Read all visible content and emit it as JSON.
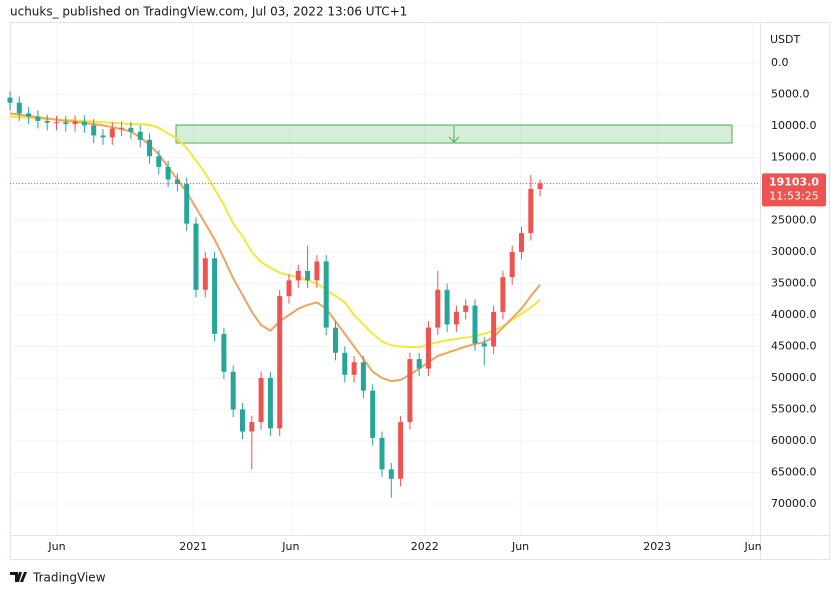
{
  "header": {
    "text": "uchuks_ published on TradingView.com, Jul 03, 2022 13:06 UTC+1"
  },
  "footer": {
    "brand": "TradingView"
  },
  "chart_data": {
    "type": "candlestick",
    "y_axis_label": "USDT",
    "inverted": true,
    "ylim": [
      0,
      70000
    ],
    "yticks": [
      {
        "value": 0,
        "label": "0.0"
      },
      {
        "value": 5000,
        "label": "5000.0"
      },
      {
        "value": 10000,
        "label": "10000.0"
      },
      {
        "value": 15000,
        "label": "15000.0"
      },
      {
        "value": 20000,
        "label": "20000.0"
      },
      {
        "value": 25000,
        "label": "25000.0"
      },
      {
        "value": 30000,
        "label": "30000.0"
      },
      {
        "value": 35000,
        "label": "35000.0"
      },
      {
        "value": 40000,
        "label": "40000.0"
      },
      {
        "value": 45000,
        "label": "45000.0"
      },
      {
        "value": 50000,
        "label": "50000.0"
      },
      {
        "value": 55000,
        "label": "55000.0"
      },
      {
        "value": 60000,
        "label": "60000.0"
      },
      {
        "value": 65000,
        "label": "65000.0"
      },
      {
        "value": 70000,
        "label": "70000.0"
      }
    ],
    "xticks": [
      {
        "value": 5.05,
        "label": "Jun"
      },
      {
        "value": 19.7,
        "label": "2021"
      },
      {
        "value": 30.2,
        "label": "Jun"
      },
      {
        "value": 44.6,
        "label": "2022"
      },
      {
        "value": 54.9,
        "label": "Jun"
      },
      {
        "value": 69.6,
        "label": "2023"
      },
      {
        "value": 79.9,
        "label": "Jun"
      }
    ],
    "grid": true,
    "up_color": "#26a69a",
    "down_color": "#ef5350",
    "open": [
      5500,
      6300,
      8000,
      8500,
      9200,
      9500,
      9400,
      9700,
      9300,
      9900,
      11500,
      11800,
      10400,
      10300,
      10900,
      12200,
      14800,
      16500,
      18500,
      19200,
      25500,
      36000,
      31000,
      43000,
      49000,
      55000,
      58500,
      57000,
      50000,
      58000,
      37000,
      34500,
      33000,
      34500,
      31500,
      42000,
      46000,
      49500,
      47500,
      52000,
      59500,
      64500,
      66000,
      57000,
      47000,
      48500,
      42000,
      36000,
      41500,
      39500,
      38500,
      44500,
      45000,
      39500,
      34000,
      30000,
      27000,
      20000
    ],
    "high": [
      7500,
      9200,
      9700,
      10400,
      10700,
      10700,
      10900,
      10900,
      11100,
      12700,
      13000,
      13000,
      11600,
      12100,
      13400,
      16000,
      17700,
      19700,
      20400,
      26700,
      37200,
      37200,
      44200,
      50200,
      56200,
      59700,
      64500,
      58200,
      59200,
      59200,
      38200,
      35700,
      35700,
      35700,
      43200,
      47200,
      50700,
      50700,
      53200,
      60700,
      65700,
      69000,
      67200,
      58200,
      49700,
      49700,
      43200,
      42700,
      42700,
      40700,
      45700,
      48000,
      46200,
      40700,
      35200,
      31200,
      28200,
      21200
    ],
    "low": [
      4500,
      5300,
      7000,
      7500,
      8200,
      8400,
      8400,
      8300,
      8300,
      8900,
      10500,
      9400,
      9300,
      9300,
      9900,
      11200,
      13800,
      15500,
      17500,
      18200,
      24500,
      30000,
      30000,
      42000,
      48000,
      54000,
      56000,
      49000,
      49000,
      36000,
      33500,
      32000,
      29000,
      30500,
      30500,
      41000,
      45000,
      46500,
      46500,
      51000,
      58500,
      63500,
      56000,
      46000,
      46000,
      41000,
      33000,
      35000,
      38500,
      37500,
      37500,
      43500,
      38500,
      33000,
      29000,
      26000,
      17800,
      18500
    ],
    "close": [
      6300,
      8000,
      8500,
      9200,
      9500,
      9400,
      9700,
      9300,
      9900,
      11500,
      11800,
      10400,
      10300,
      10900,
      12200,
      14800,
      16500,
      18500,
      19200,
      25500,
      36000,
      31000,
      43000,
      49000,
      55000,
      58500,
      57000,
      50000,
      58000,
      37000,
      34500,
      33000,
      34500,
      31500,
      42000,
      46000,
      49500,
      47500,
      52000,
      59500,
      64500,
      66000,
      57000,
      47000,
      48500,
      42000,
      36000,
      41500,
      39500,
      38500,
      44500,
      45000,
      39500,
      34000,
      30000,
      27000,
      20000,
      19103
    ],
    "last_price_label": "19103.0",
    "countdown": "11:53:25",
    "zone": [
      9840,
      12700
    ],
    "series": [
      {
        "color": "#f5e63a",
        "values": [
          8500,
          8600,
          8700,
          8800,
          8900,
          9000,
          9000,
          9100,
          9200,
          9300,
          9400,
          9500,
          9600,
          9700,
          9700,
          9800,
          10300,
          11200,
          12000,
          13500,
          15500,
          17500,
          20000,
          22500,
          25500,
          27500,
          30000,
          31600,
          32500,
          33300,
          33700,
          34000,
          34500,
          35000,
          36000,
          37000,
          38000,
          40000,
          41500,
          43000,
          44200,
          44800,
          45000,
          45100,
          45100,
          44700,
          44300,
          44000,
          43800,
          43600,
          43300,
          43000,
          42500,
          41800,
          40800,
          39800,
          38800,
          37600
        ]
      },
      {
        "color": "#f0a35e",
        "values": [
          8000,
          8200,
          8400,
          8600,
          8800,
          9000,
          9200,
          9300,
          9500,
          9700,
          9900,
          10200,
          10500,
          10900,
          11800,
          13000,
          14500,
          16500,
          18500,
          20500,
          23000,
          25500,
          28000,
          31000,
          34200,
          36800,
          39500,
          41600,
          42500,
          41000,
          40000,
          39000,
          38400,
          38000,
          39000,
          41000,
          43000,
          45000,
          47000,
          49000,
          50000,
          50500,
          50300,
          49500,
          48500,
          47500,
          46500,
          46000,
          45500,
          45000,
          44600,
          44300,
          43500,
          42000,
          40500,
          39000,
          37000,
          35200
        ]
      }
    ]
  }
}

:::

Goal: In the records above, find each line holding "TradingView" and copy it.

Final result:
    "text": "uchuks_ published on TradingView.com, Jul 03, 2022 13:06 UTC+1"
    "brand": "TradingView"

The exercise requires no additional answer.